### What to do
Can you reproduce the forum post below about touching pregnant women's bellies without consent, word for word and in full?

### Document excerpt
◆ ◆ ◆ ◆ ◆

My point was not to suggest that everyone who touches a woman's pregnant bump is intending harm. I understand that the folks on this thread didn't mean to cause a problem. And I thank you for contributing to the thread. The issue is that intention doesn't actually matter; it remains a boundary violation regardless. It's no more appropriate to reach out and touch a pregnant woman's abdomen than it is to do the same to a woman who is not pregnant. Similarly, you wouldn't reach out and take food off another woman's (or man's) plate, right? There's a boundary there. If you're having dinner with a friend, and her fries look particularly delicious, you might ask if you may try one. But you wouldn't just grab one. And you wouldn't ask a stranger for some of their fries, right?

I created the thread because my sister and a friend both experienced unwanted touching during their pregnancies. And I've seen it happen several times recently in my own life as well as on TV. My sister and friend did not know what to do because they were so shocked when it happened....they froze and then felt violated for the rest of the day.

This seems like something which could be easily corrected in society if we start talking about it. Nobody has a right to touch anyone else's body without consent...whether curious about a baby or not. Why assume that a woman wants you to connect with or feel her baby? I also don't think it's a good idea to ask to touch the bump (though that's at least better than doing it without consent) because that is something that should be offered, not requested.

◆ ◆ ◆ ◆ ◆

### Data excerpt
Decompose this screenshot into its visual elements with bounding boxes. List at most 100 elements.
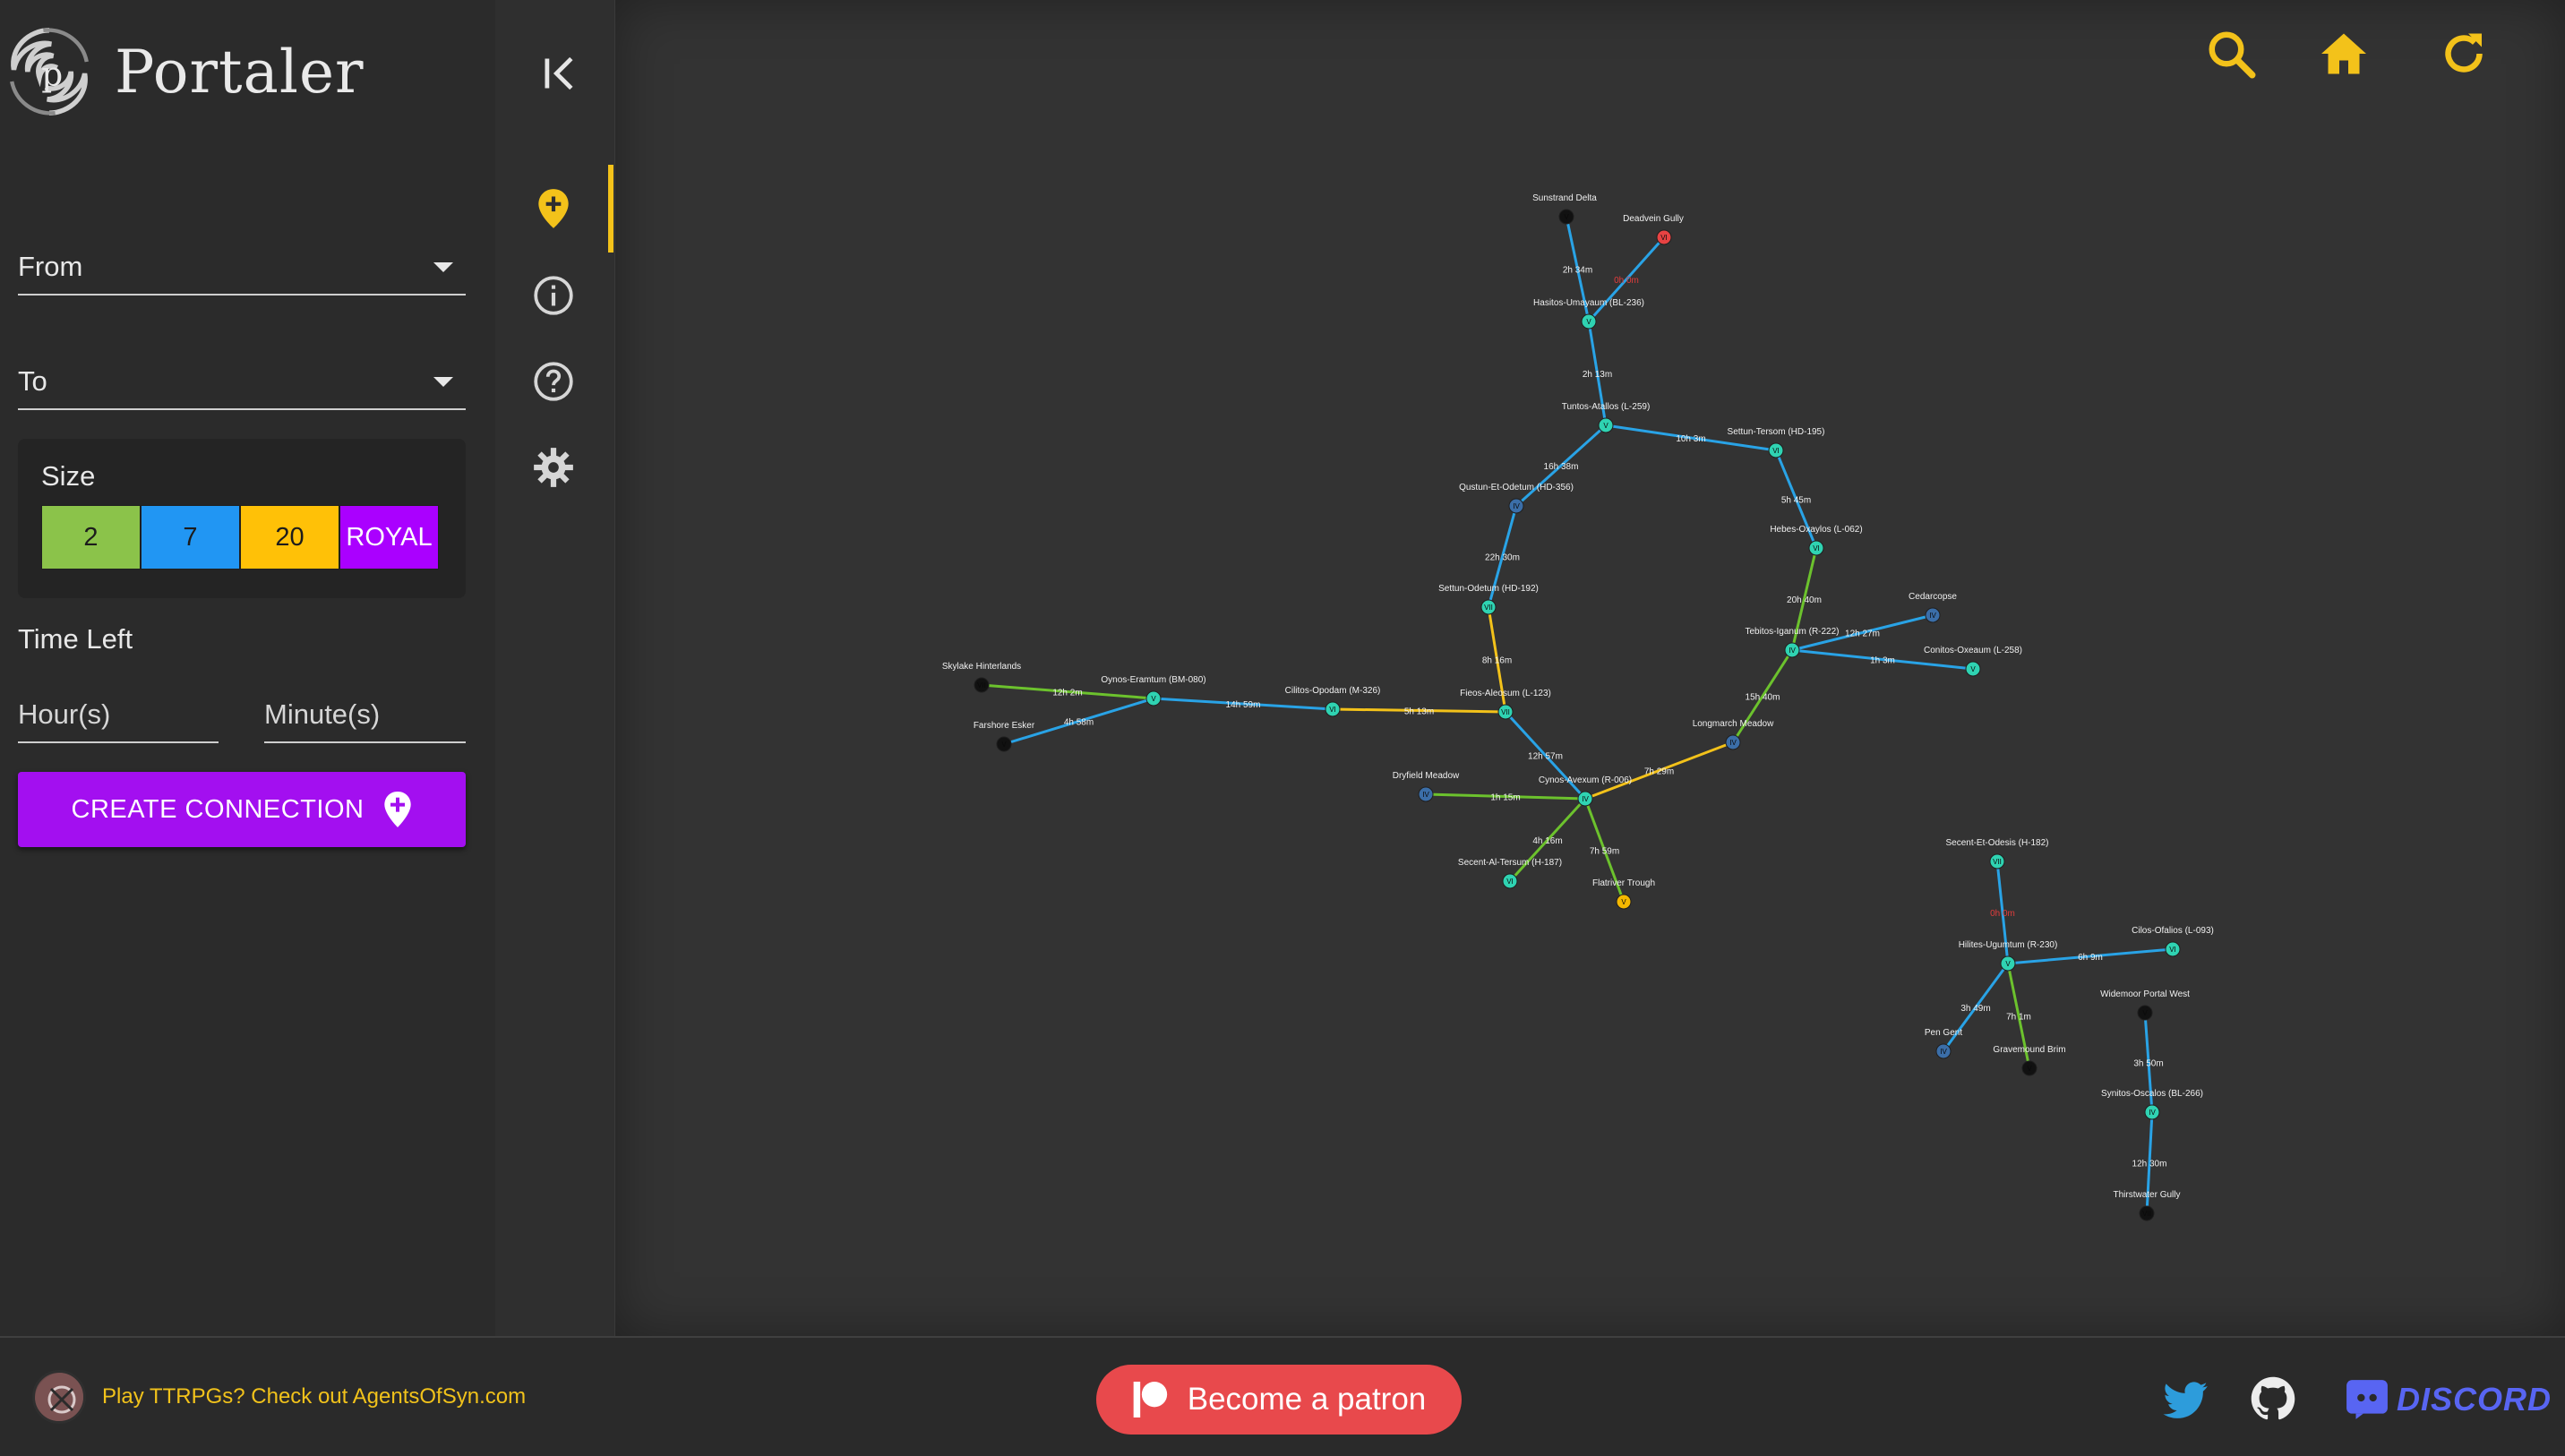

◆ ◆ ◆ ◆ ◆

### The answer
My point was not to suggest that everyone who touches a woman's pregnant bump is intending harm. I understand that the folks on this thread didn't mean to cause a problem. And I thank you for contributing to the thread. The issue is that intention doesn't actually matter; it remains a boundary violation regardless. It's no more appropriate to reach out and touch a pregnant woman's abdomen than it is to do the same to a woman who is not pregnant. Similarly, you wouldn't reach out and take food off another woman's (or man's) plate, right? There's a boundary there. If you're having dinner with a friend, and her fries look particularly delicious, you might ask if you may try one. But you wouldn't just grab one. And you wouldn't ask a stranger for some of their fries, right?

I created the thread because my sister and a friend both experienced unwanted touching during their pregnancies. And I've seen it happen several times recently in my own life as well as on TV. My sister and friend did not know what to do because they were so shocked when it happened....they froze and then felt violated for the rest of the day.

This seems like something which could be easily corrected in society if we start talking about it. Nobody has a right to touch anyone else's body without consent...whether curious about a baby or not. Why assume that a woman wants you to connect with or feel her baby? I also don't think it's a good idea to ask to touch the bump (though that's at least better than doing it without consent) because that is something that should be offered, not requested.